Repeat the material in full. Keep every line exactly as it is.
════════
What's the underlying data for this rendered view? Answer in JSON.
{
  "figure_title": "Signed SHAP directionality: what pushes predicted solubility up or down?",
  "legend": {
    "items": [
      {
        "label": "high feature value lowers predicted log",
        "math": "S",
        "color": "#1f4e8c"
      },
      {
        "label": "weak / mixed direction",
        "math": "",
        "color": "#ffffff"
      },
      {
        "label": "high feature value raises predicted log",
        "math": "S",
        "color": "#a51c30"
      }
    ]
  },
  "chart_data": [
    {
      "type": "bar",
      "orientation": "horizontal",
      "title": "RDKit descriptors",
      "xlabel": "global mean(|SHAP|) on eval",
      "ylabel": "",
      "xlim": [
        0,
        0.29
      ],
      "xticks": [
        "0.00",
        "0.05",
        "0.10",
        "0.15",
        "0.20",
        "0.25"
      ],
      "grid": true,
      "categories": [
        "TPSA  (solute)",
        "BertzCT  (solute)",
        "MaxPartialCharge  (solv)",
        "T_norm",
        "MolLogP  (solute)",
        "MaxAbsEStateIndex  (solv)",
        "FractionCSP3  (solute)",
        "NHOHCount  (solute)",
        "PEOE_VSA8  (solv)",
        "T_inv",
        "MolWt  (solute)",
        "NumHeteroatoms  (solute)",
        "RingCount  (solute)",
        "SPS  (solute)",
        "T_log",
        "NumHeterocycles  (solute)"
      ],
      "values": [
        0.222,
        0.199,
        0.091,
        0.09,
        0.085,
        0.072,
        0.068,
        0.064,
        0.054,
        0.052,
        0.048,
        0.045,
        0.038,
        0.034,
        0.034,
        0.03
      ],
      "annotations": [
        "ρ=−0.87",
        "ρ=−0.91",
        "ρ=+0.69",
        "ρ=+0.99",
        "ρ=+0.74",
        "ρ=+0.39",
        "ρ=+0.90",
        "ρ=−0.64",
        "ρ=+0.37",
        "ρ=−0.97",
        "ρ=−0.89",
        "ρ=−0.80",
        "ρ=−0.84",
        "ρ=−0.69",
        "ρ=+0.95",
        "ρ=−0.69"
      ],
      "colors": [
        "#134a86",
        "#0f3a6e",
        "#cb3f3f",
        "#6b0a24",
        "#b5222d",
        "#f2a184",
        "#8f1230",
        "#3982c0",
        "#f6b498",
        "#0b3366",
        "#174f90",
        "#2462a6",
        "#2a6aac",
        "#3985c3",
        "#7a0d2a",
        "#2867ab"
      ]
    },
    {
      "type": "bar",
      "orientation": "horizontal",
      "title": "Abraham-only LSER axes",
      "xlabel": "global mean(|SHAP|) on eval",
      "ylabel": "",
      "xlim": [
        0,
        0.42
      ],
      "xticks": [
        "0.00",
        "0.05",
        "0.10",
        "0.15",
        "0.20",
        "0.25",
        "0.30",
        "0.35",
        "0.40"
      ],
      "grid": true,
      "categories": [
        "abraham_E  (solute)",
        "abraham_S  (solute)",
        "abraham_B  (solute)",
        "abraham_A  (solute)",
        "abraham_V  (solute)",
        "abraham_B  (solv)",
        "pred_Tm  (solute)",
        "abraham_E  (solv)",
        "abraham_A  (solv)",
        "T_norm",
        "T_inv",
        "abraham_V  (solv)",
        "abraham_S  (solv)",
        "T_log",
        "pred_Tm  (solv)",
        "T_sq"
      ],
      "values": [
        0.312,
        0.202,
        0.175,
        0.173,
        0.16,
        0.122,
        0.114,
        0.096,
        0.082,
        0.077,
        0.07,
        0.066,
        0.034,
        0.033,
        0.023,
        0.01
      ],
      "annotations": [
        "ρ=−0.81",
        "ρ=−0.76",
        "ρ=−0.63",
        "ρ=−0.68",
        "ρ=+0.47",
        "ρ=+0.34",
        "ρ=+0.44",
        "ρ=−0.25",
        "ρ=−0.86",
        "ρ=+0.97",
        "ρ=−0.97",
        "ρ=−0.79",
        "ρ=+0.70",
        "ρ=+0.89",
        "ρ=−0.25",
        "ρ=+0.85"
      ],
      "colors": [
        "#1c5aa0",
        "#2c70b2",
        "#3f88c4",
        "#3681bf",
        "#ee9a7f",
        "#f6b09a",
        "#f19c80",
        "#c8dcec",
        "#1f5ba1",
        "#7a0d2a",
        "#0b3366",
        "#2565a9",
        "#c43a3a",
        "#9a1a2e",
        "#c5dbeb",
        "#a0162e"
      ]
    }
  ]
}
════════
» **SOLUTION TO THIS EXERCISE**
What's the underlying data for this rendered view? Answer in JSON.
{
  "figure_title": "Signed SHAP directionality: what pushes predicted solubility up or down?",
  "legend": {
    "items": [
      {
        "label": "high feature value lowers predicted log",
        "math": "S",
        "color": "#1f4e8c"
      },
      {
        "label": "weak / mixed direction",
        "math": "",
        "color": "#ffffff"
      },
      {
        "label": "high feature value raises predicted log",
        "math": "S",
        "color": "#a51c30"
      }
    ]
  },
  "chart_data": [
    {
      "type": "bar",
      "orientation": "horizontal",
      "title": "RDKit descriptors",
      "xlabel": "global mean(|SHAP|) on eval",
      "ylabel": "",
      "xlim": [
        0,
        0.29
      ],
      "xticks": [
        "0.00",
        "0.05",
        "0.10",
        "0.15",
        "0.20",
        "0.25"
      ],
      "grid": true,
      "categories": [
        "TPSA  (solute)",
        "BertzCT  (solute)",
        "MaxPartialCharge  (solv)",
        "T_norm",
        "MolLogP  (solute)",
        "MaxAbsEStateIndex  (solv)",
        "FractionCSP3  (solute)",
        "NHOHCount  (solute)",
        "PEOE_VSA8  (solv)",
        "T_inv",
        "MolWt  (solute)",
        "NumHeteroatoms  (solute)",
        "RingCount  (solute)",
        "SPS  (solute)",
        "T_log",
        "NumHeterocycles  (solute)"
      ],
      "values": [
        0.222,
        0.199,
        0.091,
        0.09,
        0.085,
        0.072,
        0.068,
        0.064,
        0.054,
        0.052,
        0.048,
        0.045,
        0.038,
        0.034,
        0.034,
        0.03
      ],
      "annotations": [
        "ρ=−0.87",
        "ρ=−0.91",
        "ρ=+0.69",
        "ρ=+0.99",
        "ρ=+0.74",
        "ρ=+0.39",
        "ρ=+0.90",
        "ρ=−0.64",
        "ρ=+0.37",
        "ρ=−0.97",
        "ρ=−0.89",
        "ρ=−0.80",
        "ρ=−0.84",
        "ρ=−0.69",
        "ρ=+0.95",
        "ρ=−0.69"
      ],
      "colors": [
        "#134a86",
        "#0f3a6e",
        "#cb3f3f",
        "#6b0a24",
        "#b5222d",
        "#f2a184",
        "#8f1230",
        "#3982c0",
        "#f6b498",
        "#0b3366",
        "#174f90",
        "#2462a6",
        "#2a6aac",
        "#3985c3",
        "#7a0d2a",
        "#2867ab"
      ]
    },
    {
      "type": "bar",
      "orientation": "horizontal",
      "title": "Abraham-only LSER axes",
      "xlabel": "global mean(|SHAP|) on eval",
      "ylabel": "",
      "xlim": [
        0,
        0.42
      ],
      "xticks": [
        "0.00",
        "0.05",
        "0.10",
        "0.15",
        "0.20",
        "0.25",
        "0.30",
        "0.35",
        "0.40"
      ],
      "grid": true,
      "categories": [
        "abraham_E  (solute)",
        "abraham_S  (solute)",
        "abraham_B  (solute)",
        "abraham_A  (solute)",
        "abraham_V  (solute)",
        "abraham_B  (solv)",
        "pred_Tm  (solute)",
        "abraham_E  (solv)",
        "abraham_A  (solv)",
        "T_norm",
        "T_inv",
        "abraham_V  (solv)",
        "abraham_S  (solv)",
        "T_log",
        "pred_Tm  (solv)",
        "T_sq"
      ],
      "values": [
        0.312,
        0.202,
        0.175,
        0.173,
        0.16,
        0.122,
        0.114,
        0.096,
        0.082,
        0.077,
        0.07,
        0.066,
        0.034,
        0.033,
        0.023,
        0.01
      ],
      "annotations": [
        "ρ=−0.81",
        "ρ=−0.76",
        "ρ=−0.63",
        "ρ=−0.68",
        "ρ=+0.47",
        "ρ=+0.34",
        "ρ=+0.44",
        "ρ=−0.25",
        "ρ=−0.86",
        "ρ=+0.97",
        "ρ=−0.97",
        "ρ=−0.79",
        "ρ=+0.70",
        "ρ=+0.89",
        "ρ=−0.25",
        "ρ=+0.85"
      ],
      "colors": [
        "#1c5aa0",
        "#2c70b2",
        "#3f88c4",
        "#3681bf",
        "#ee9a7f",
        "#f6b09a",
        "#f19c80",
        "#c8dcec",
        "#1f5ba1",
        "#7a0d2a",
        "#0b3366",
        "#2565a9",
        "#c43a3a",
        "#9a1a2e",
        "#c5dbeb",
        "#a0162e"
      ]
    }
  ]
}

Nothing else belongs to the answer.